Repeat each record below exactly, dropping the pictures.

### PROVIDED RECORDS
--------

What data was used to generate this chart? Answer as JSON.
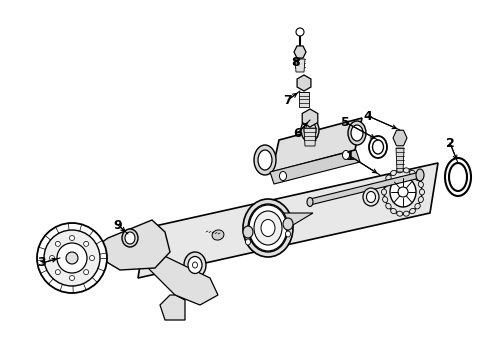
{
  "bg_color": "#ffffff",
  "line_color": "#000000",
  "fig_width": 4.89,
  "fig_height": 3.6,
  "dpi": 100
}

--------

### EXERCISE RESULT
What data was used to generate this chart? Answer as JSON.
{
  "bg_color": "#ffffff",
  "line_color": "#000000",
  "fig_width": 4.89,
  "fig_height": 3.6,
  "dpi": 100
}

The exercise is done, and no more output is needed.